(EXERCISE INSTRUCTIONS): Transcribe the listing exactly, leaving out every picture.

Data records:
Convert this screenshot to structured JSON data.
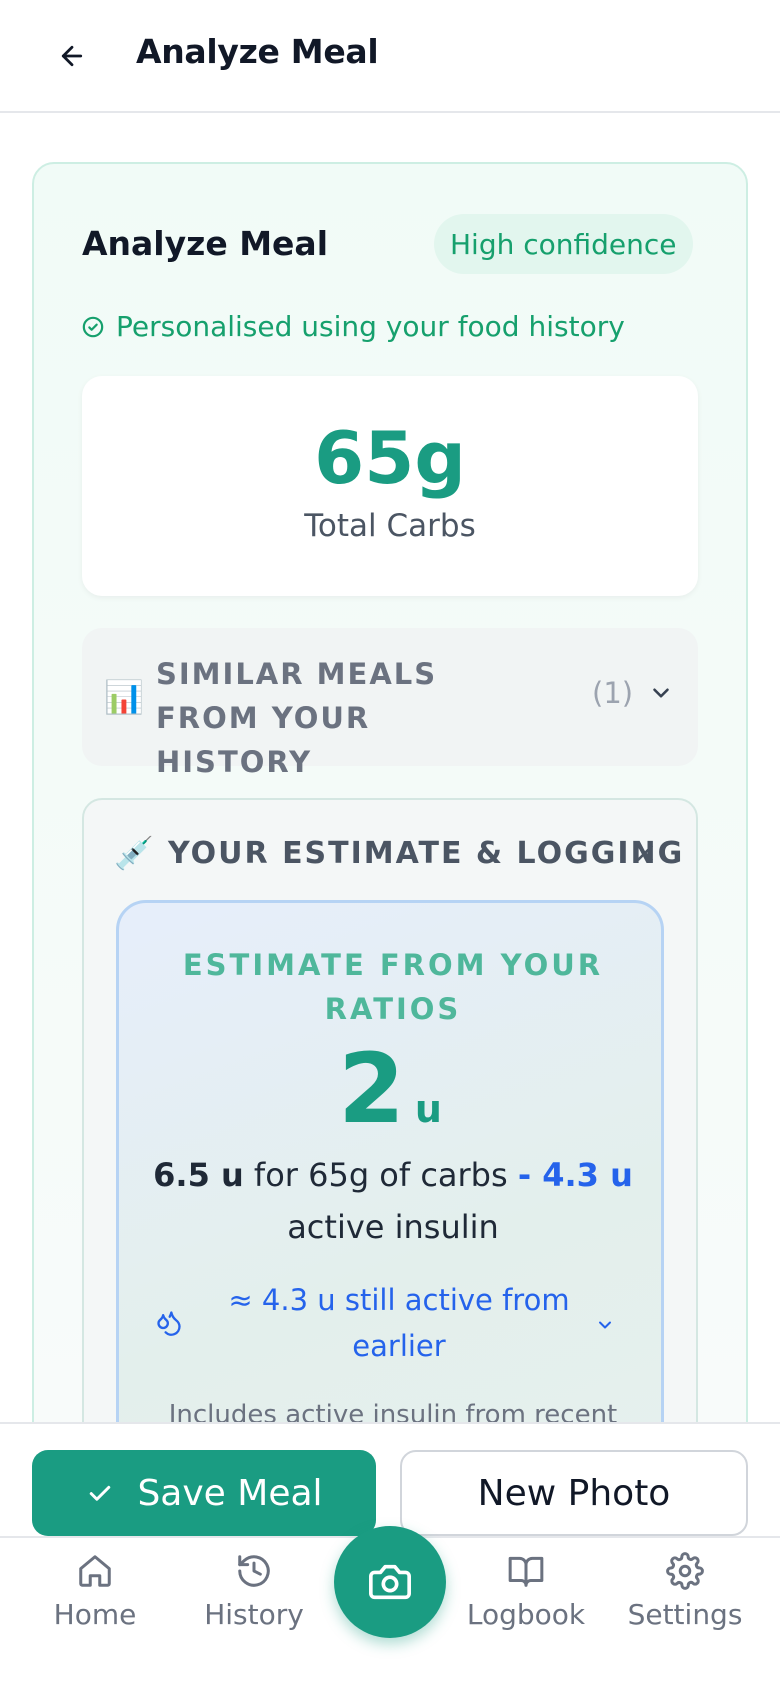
{
  "header": {
    "title": "Analyze Meal"
  },
  "card": {
    "title": "Analyze Meal",
    "confidence_badge": "High confidence",
    "personalised_note": "Personalised using your food history",
    "carbs": {
      "value": "65g",
      "label": "Total Carbs"
    },
    "similar_meals": {
      "label": "SIMILAR MEALS FROM YOUR HISTORY",
      "count": "(1)"
    },
    "estimate": {
      "heading": "YOUR ESTIMATE & LOGGING",
      "ratio_label": "ESTIMATE FROM YOUR RATIOS",
      "units_value": "2",
      "units_suffix": "u",
      "calc_dose": "6.5 u",
      "calc_mid": " for 65g of carbs ",
      "calc_active": "- 4.3 u",
      "calc_tail": " active insulin",
      "active_note": "≈ 4.3 u still active from earlier",
      "footnote": "Includes active insulin from recent"
    }
  },
  "actions": {
    "save_label": "Save Meal",
    "new_photo_label": "New Photo"
  },
  "nav": {
    "home": "Home",
    "history": "History",
    "logbook": "Logbook",
    "settings": "Settings"
  },
  "colors": {
    "accent": "#1a9c82",
    "confidence": "#16a06d",
    "insulin_blue": "#2563eb"
  }
}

(THE REPLY):
Convert this screenshot to structured JSON data.
{
  "header": {
    "title": "Analyze Meal"
  },
  "card": {
    "title": "Analyze Meal",
    "confidence_badge": "High confidence",
    "personalised_note": "Personalised using your food history",
    "carbs": {
      "value": "65g",
      "label": "Total Carbs"
    },
    "similar_meals": {
      "label": "SIMILAR MEALS FROM YOUR HISTORY",
      "count": "(1)"
    },
    "estimate": {
      "heading": "YOUR ESTIMATE & LOGGING",
      "ratio_label": "ESTIMATE FROM YOUR RATIOS",
      "units_value": "2",
      "units_suffix": "u",
      "calc_dose": "6.5 u",
      "calc_mid": " for 65g of carbs ",
      "calc_active": "- 4.3 u",
      "calc_tail": " active insulin",
      "active_note": "≈ 4.3 u still active from earlier",
      "footnote": "Includes active insulin from recent"
    }
  },
  "actions": {
    "save_label": "Save Meal",
    "new_photo_label": "New Photo"
  },
  "nav": {
    "home": "Home",
    "history": "History",
    "logbook": "Logbook",
    "settings": "Settings"
  },
  "colors": {
    "accent": "#1a9c82",
    "confidence": "#16a06d",
    "insulin_blue": "#2563eb"
  }
}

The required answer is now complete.